WHAT IS REQUIRED: Reproduce all of the data below without alteration; exclude every picture.

THE INPUT:

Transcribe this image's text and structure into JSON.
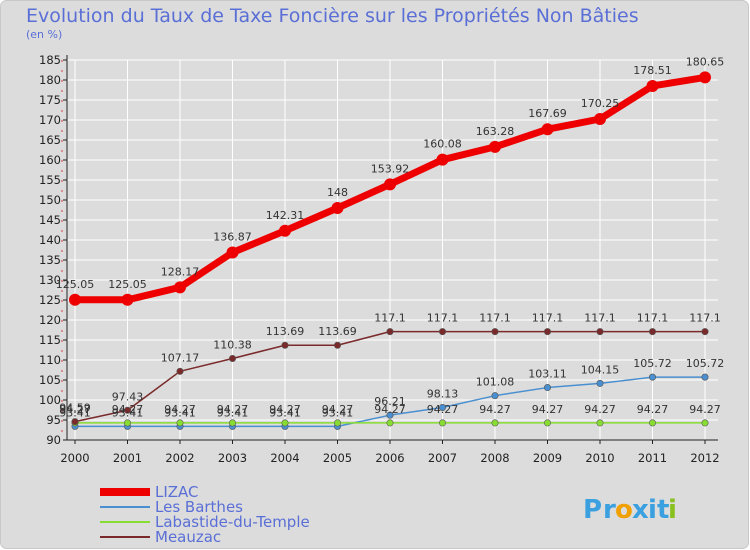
{
  "chart_data": {
    "type": "line",
    "title": "Evolution du Taux de Taxe Foncière sur les Propriétés Non Bâties",
    "subtitle": "(en %)",
    "x": [
      "2000",
      "2001",
      "2002",
      "2003",
      "2004",
      "2005",
      "2006",
      "2007",
      "2008",
      "2009",
      "2010",
      "2011",
      "2012"
    ],
    "ylim": [
      90,
      185
    ],
    "yticks": [
      90,
      95,
      100,
      105,
      110,
      115,
      120,
      125,
      130,
      135,
      140,
      145,
      150,
      155,
      160,
      165,
      170,
      175,
      180,
      185
    ],
    "grid": true,
    "legend_position": "bottom-left",
    "series": [
      {
        "name": "LIZAC",
        "color": "#ee0000",
        "values": [
          125.05,
          125.05,
          128.17,
          136.87,
          142.31,
          148,
          153.92,
          160.08,
          163.28,
          167.69,
          170.25,
          178.51,
          180.65
        ],
        "labels": [
          "125.05",
          "125.05",
          "128.17",
          "136.87",
          "142.31",
          "148",
          "153.92",
          "160.08",
          "163.28",
          "167.69",
          "170.25",
          "178.51",
          "180.65"
        ]
      },
      {
        "name": "Les Barthes",
        "color": "#4a8fd0",
        "values": [
          93.41,
          93.41,
          93.41,
          93.41,
          93.41,
          93.41,
          96.21,
          98.13,
          101.08,
          103.11,
          104.15,
          105.72,
          105.72
        ],
        "labels": [
          "93.41",
          "93.41",
          "93.41",
          "93.41",
          "93.41",
          "93.41",
          "96.21",
          "98.13",
          "101.08",
          "103.11",
          "104.15",
          "105.72",
          "105.72"
        ]
      },
      {
        "name": "Labastide-du-Temple",
        "color": "#88dd33",
        "values": [
          94.27,
          94.27,
          94.27,
          94.27,
          94.27,
          94.27,
          94.27,
          94.27,
          94.27,
          94.27,
          94.27,
          94.27,
          94.27
        ],
        "labels": [
          "94.27",
          "94.27",
          "94.27",
          "94.27",
          "94.27",
          "94.27",
          "94.27",
          "94.27",
          "94.27",
          "94.27",
          "94.27",
          "94.27",
          "94.27"
        ]
      },
      {
        "name": "Meauzac",
        "color": "#7a2a2a",
        "values": [
          94.59,
          97.43,
          107.17,
          110.38,
          113.69,
          113.69,
          117.1,
          117.1,
          117.1,
          117.1,
          117.1,
          117.1,
          117.1
        ],
        "labels": [
          "94.59",
          "97.43",
          "107.17",
          "110.38",
          "113.69",
          "113.69",
          "117.1",
          "117.1",
          "117.1",
          "117.1",
          "117.1",
          "117.1",
          "117.1"
        ]
      }
    ]
  },
  "logo": {
    "text": "Proxiti",
    "letters": [
      "P",
      "r",
      "o",
      "x",
      "i",
      "t",
      "i"
    ],
    "colors": [
      "#3aa0e0",
      "#3aa0e0",
      "#f0a000",
      "#3aa0e0",
      "#3aa0e0",
      "#3aa0e0",
      "#88c020"
    ]
  }
}
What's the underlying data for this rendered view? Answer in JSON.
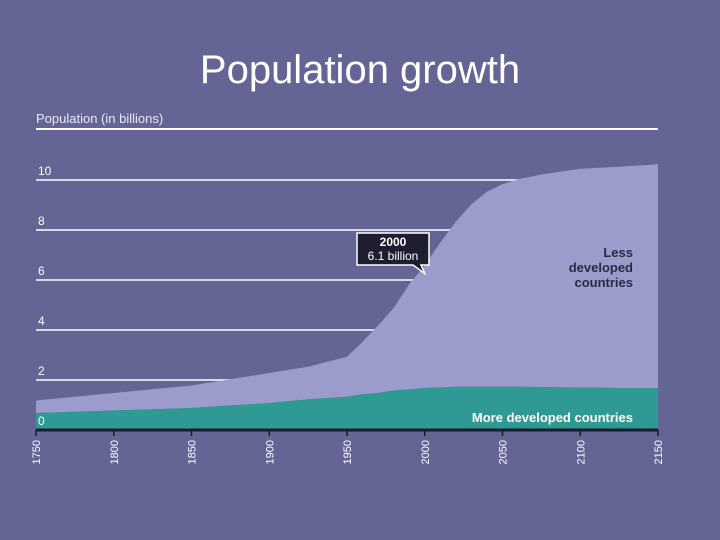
{
  "slide": {
    "title": "Population growth"
  },
  "chart_data": {
    "type": "area",
    "title": "",
    "ylabel": "Population (in billions)",
    "xlabel": "",
    "xlim": [
      1750,
      2150
    ],
    "ylim": [
      0,
      11
    ],
    "yticks": [
      0,
      2,
      4,
      6,
      8,
      10
    ],
    "xticks": [
      1750,
      1800,
      1850,
      1900,
      1950,
      2000,
      2050,
      2100,
      2150
    ],
    "x": [
      1750,
      1800,
      1850,
      1900,
      1925,
      1950,
      1960,
      1970,
      1980,
      1990,
      2000,
      2010,
      2020,
      2030,
      2040,
      2050,
      2060,
      2075,
      2100,
      2125,
      2150
    ],
    "series": [
      {
        "name": "More developed countries",
        "color": "#2f9a93",
        "values": [
          0.2,
          0.3,
          0.4,
          0.6,
          0.75,
          0.85,
          0.95,
          1.0,
          1.1,
          1.15,
          1.2,
          1.22,
          1.25,
          1.25,
          1.25,
          1.25,
          1.25,
          1.24,
          1.22,
          1.2,
          1.2
        ]
      },
      {
        "name": "Less developed countries",
        "color": "#9b9ccc",
        "values": [
          0.5,
          0.7,
          0.9,
          1.2,
          1.3,
          1.6,
          2.1,
          2.7,
          3.3,
          4.2,
          4.9,
          5.8,
          6.6,
          7.3,
          7.8,
          8.1,
          8.3,
          8.5,
          8.75,
          8.85,
          8.95
        ]
      }
    ],
    "annotations": [
      {
        "year_label": "2000",
        "value_label": "6.1 billion",
        "x": 2000,
        "y": 6.1
      }
    ],
    "series_labels": {
      "less": [
        "Less",
        "developed",
        "countries"
      ],
      "more": "More developed countries"
    },
    "grid": true
  }
}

WORKED ANSWER:
Transcribe this image's text and structure into JSON.
{
  "chart_data": {
    "type": "line",
    "title": "Evolution du Taux de Taxe Foncière sur les Propriétés Non Bâties",
    "subtitle": "(en %)",
    "x": [
      "2000",
      "2001",
      "2002",
      "2003",
      "2004",
      "2005",
      "2006",
      "2007",
      "2008",
      "2009",
      "2010",
      "2011",
      "2012"
    ],
    "ylim": [
      90,
      185
    ],
    "yticks": [
      90,
      95,
      100,
      105,
      110,
      115,
      120,
      125,
      130,
      135,
      140,
      145,
      150,
      155,
      160,
      165,
      170,
      175,
      180,
      185
    ],
    "grid": true,
    "legend_position": "bottom-left",
    "series": [
      {
        "name": "LIZAC",
        "color": "#ee0000",
        "values": [
          125.05,
          125.05,
          128.17,
          136.87,
          142.31,
          148,
          153.92,
          160.08,
          163.28,
          167.69,
          170.25,
          178.51,
          180.65
        ],
        "labels": [
          "125.05",
          "125.05",
          "128.17",
          "136.87",
          "142.31",
          "148",
          "153.92",
          "160.08",
          "163.28",
          "167.69",
          "170.25",
          "178.51",
          "180.65"
        ]
      },
      {
        "name": "Les Barthes",
        "color": "#4a8fd0",
        "values": [
          93.41,
          93.41,
          93.41,
          93.41,
          93.41,
          93.41,
          96.21,
          98.13,
          101.08,
          103.11,
          104.15,
          105.72,
          105.72
        ],
        "labels": [
          "93.41",
          "93.41",
          "93.41",
          "93.41",
          "93.41",
          "93.41",
          "96.21",
          "98.13",
          "101.08",
          "103.11",
          "104.15",
          "105.72",
          "105.72"
        ]
      },
      {
        "name": "Labastide-du-Temple",
        "color": "#88dd33",
        "values": [
          94.27,
          94.27,
          94.27,
          94.27,
          94.27,
          94.27,
          94.27,
          94.27,
          94.27,
          94.27,
          94.27,
          94.27,
          94.27
        ],
        "labels": [
          "94.27",
          "94.27",
          "94.27",
          "94.27",
          "94.27",
          "94.27",
          "94.27",
          "94.27",
          "94.27",
          "94.27",
          "94.27",
          "94.27",
          "94.27"
        ]
      },
      {
        "name": "Meauzac",
        "color": "#7a2a2a",
        "values": [
          94.59,
          97.43,
          107.17,
          110.38,
          113.69,
          113.69,
          117.1,
          117.1,
          117.1,
          117.1,
          117.1,
          117.1,
          117.1
        ],
        "labels": [
          "94.59",
          "97.43",
          "107.17",
          "110.38",
          "113.69",
          "113.69",
          "117.1",
          "117.1",
          "117.1",
          "117.1",
          "117.1",
          "117.1",
          "117.1"
        ]
      }
    ]
  },
  "logo": {
    "text": "Proxiti",
    "letters": [
      "P",
      "r",
      "o",
      "x",
      "i",
      "t",
      "i"
    ],
    "colors": [
      "#3aa0e0",
      "#3aa0e0",
      "#f0a000",
      "#3aa0e0",
      "#3aa0e0",
      "#3aa0e0",
      "#88c020"
    ]
  }
}
What's the underlying data for this rendered view? Answer in JSON.
{
  "slide": {
    "title": "Population growth"
  },
  "chart_data": {
    "type": "area",
    "title": "",
    "ylabel": "Population (in billions)",
    "xlabel": "",
    "xlim": [
      1750,
      2150
    ],
    "ylim": [
      0,
      11
    ],
    "yticks": [
      0,
      2,
      4,
      6,
      8,
      10
    ],
    "xticks": [
      1750,
      1800,
      1850,
      1900,
      1950,
      2000,
      2050,
      2100,
      2150
    ],
    "x": [
      1750,
      1800,
      1850,
      1900,
      1925,
      1950,
      1960,
      1970,
      1980,
      1990,
      2000,
      2010,
      2020,
      2030,
      2040,
      2050,
      2060,
      2075,
      2100,
      2125,
      2150
    ],
    "series": [
      {
        "name": "More developed countries",
        "color": "#2f9a93",
        "values": [
          0.2,
          0.3,
          0.4,
          0.6,
          0.75,
          0.85,
          0.95,
          1.0,
          1.1,
          1.15,
          1.2,
          1.22,
          1.25,
          1.25,
          1.25,
          1.25,
          1.25,
          1.24,
          1.22,
          1.2,
          1.2
        ]
      },
      {
        "name": "Less developed countries",
        "color": "#9b9ccc",
        "values": [
          0.5,
          0.7,
          0.9,
          1.2,
          1.3,
          1.6,
          2.1,
          2.7,
          3.3,
          4.2,
          4.9,
          5.8,
          6.6,
          7.3,
          7.8,
          8.1,
          8.3,
          8.5,
          8.75,
          8.85,
          8.95
        ]
      }
    ],
    "annotations": [
      {
        "year_label": "2000",
        "value_label": "6.1 billion",
        "x": 2000,
        "y": 6.1
      }
    ],
    "series_labels": {
      "less": [
        "Less",
        "developed",
        "countries"
      ],
      "more": "More developed countries"
    },
    "grid": true
  }
}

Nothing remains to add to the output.